→ **Material provided**
**********

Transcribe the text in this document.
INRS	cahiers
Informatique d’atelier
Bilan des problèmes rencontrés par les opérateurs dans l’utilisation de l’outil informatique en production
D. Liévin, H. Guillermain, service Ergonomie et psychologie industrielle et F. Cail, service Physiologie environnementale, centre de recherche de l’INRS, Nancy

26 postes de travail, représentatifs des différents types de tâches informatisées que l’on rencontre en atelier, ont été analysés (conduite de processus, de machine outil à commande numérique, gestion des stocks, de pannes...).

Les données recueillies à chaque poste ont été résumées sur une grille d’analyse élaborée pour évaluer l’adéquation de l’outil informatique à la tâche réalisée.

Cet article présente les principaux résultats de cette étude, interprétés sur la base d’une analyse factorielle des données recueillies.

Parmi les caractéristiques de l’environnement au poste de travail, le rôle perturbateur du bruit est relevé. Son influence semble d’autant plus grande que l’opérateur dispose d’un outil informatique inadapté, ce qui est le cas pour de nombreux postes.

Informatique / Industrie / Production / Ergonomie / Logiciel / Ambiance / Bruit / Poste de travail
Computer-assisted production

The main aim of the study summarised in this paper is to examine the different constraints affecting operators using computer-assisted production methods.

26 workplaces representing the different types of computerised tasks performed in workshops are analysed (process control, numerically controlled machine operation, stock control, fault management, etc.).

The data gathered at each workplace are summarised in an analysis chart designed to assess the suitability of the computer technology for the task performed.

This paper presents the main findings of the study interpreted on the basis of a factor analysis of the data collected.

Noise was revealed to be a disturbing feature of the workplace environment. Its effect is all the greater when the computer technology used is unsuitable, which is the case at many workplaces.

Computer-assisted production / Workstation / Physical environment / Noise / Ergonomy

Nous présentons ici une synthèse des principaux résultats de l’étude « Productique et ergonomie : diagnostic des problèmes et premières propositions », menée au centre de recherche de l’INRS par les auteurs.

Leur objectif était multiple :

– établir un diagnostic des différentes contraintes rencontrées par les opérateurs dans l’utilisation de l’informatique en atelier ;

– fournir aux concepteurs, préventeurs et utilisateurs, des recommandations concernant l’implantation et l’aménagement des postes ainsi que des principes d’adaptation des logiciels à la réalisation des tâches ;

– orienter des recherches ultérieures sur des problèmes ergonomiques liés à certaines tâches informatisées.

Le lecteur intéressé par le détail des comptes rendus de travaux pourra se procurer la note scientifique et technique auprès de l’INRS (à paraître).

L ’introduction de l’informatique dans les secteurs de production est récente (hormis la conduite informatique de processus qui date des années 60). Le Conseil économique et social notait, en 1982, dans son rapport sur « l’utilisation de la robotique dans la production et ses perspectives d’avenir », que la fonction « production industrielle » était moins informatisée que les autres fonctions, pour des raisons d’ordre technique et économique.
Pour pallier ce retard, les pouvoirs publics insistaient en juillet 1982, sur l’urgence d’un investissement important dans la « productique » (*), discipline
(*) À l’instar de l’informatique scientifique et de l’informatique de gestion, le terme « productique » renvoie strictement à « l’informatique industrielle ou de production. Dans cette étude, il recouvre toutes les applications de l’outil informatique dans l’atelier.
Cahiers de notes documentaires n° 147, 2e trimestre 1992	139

**********

→ **Exercise directions**
Print the whole listing again, exactly.

→ **Solution to the exercise**
Transcribe the text in this document.
INRS	cahiers
Informatique d’atelier
Bilan des problèmes rencontrés par les opérateurs dans l’utilisation de l’outil informatique en production
D. Liévin, H. Guillermain, service Ergonomie et psychologie industrielle et F. Cail, service Physiologie environnementale, centre de recherche de l’INRS, Nancy

26 postes de travail, représentatifs des différents types de tâches informatisées que l’on rencontre en atelier, ont été analysés (conduite de processus, de machine outil à commande numérique, gestion des stocks, de pannes...).

Les données recueillies à chaque poste ont été résumées sur une grille d’analyse élaborée pour évaluer l’adéquation de l’outil informatique à la tâche réalisée.

Cet article présente les principaux résultats de cette étude, interprétés sur la base d’une analyse factorielle des données recueillies.

Parmi les caractéristiques de l’environnement au poste de travail, le rôle perturbateur du bruit est relevé. Son influence semble d’autant plus grande que l’opérateur dispose d’un outil informatique inadapté, ce qui est le cas pour de nombreux postes.

Informatique / Industrie / Production / Ergonomie / Logiciel / Ambiance / Bruit / Poste de travail
Computer-assisted production

The main aim of the study summarised in this paper is to examine the different constraints affecting operators using computer-assisted production methods.

26 workplaces representing the different types of computerised tasks performed in workshops are analysed (process control, numerically controlled machine operation, stock control, fault management, etc.).

The data gathered at each workplace are summarised in an analysis chart designed to assess the suitability of the computer technology for the task performed.

This paper presents the main findings of the study interpreted on the basis of a factor analysis of the data collected.

Noise was revealed to be a disturbing feature of the workplace environment. Its effect is all the greater when the computer technology used is unsuitable, which is the case at many workplaces.

Computer-assisted production / Workstation / Physical environment / Noise / Ergonomy

Nous présentons ici une synthèse des principaux résultats de l’étude « Productique et ergonomie : diagnostic des problèmes et premières propositions », menée au centre de recherche de l’INRS par les auteurs.

Leur objectif était multiple :

– établir un diagnostic des différentes contraintes rencontrées par les opérateurs dans l’utilisation de l’informatique en atelier ;

– fournir aux concepteurs, préventeurs et utilisateurs, des recommandations concernant l’implantation et l’aménagement des postes ainsi que des principes d’adaptation des logiciels à la réalisation des tâches ;

– orienter des recherches ultérieures sur des problèmes ergonomiques liés à certaines tâches informatisées.

Le lecteur intéressé par le détail des comptes rendus de travaux pourra se procurer la note scientifique et technique auprès de l’INRS (à paraître).

L ’introduction de l’informatique dans les secteurs de production est récente (hormis la conduite informatique de processus qui date des années 60). Le Conseil économique et social notait, en 1982, dans son rapport sur « l’utilisation de la robotique dans la production et ses perspectives d’avenir », que la fonction « production industrielle » était moins informatisée que les autres fonctions, pour des raisons d’ordre technique et économique.
Pour pallier ce retard, les pouvoirs publics insistaient en juillet 1982, sur l’urgence d’un investissement important dans la « productique » (*), discipline
(*) À l’instar de l’informatique scientifique et de l’informatique de gestion, le terme « productique » renvoie strictement à « l’informatique industrielle ou de production. Dans cette étude, il recouvre toutes les applications de l’outil informatique dans l’atelier.
Cahiers de notes documentaires n° 147, 2e trimestre 1992	139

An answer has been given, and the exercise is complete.